[Stored entries]
──────────────────────────────

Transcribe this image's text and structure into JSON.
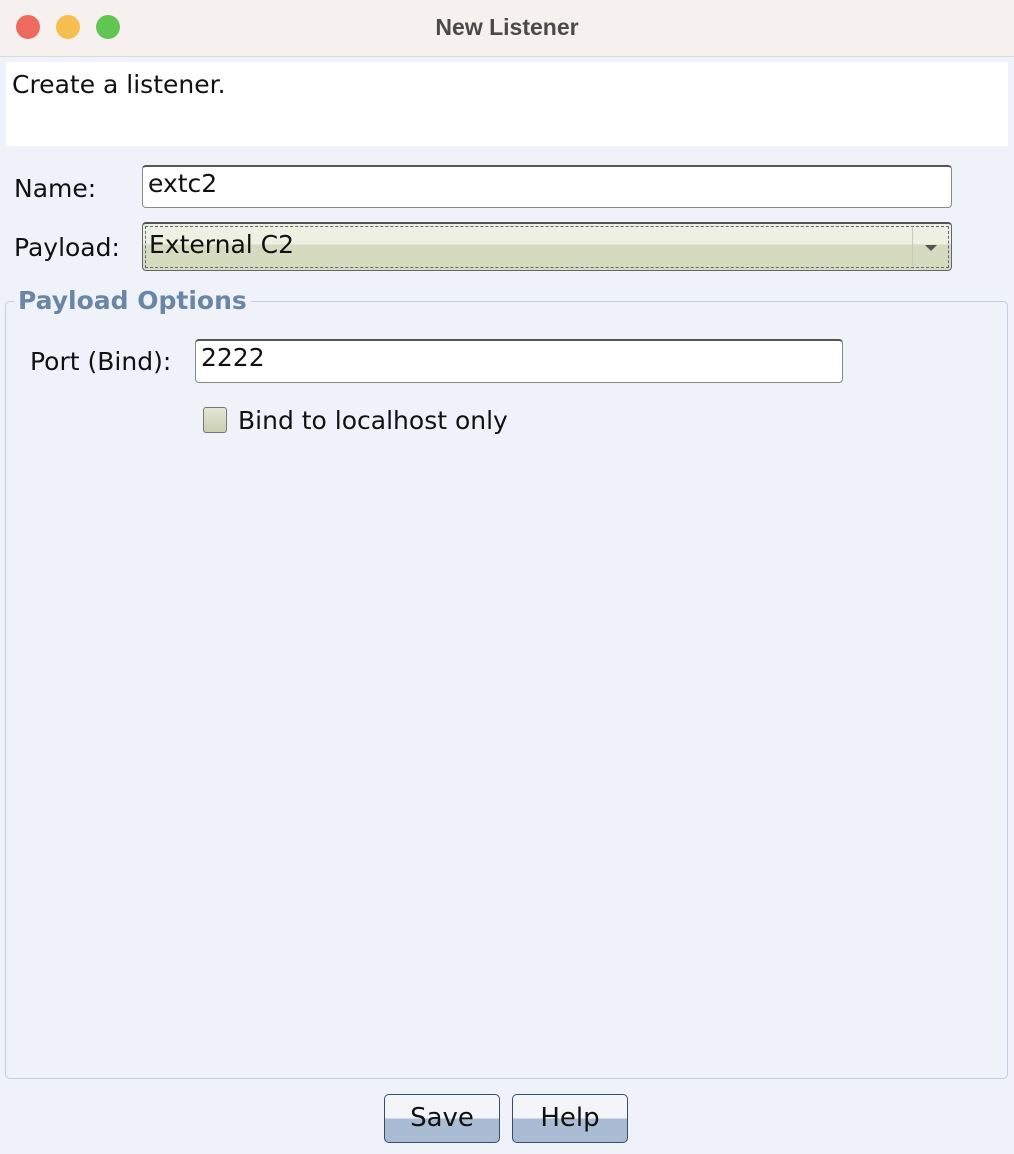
{
  "window": {
    "title": "New Listener",
    "traffic_lights": {
      "close": "#ec6a5e",
      "minimize": "#f4bf4f",
      "zoom": "#61c554"
    }
  },
  "description": "Create a listener.",
  "form": {
    "name_label": "Name:",
    "name_value": "extc2",
    "payload_label": "Payload:",
    "payload_value": "External C2"
  },
  "payload_options": {
    "title": "Payload Options",
    "port_label": "Port (Bind):",
    "port_value": "2222",
    "localhost_label": "Bind to localhost only",
    "localhost_checked": false
  },
  "buttons": {
    "save": "Save",
    "help": "Help"
  }
}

──────────────────────────────

PROBLEM DETAILS |
Find each line with the string "title" and copy it out.

FINISHED TASK |
    "title": "New Listener",
    "title": "Payload Options",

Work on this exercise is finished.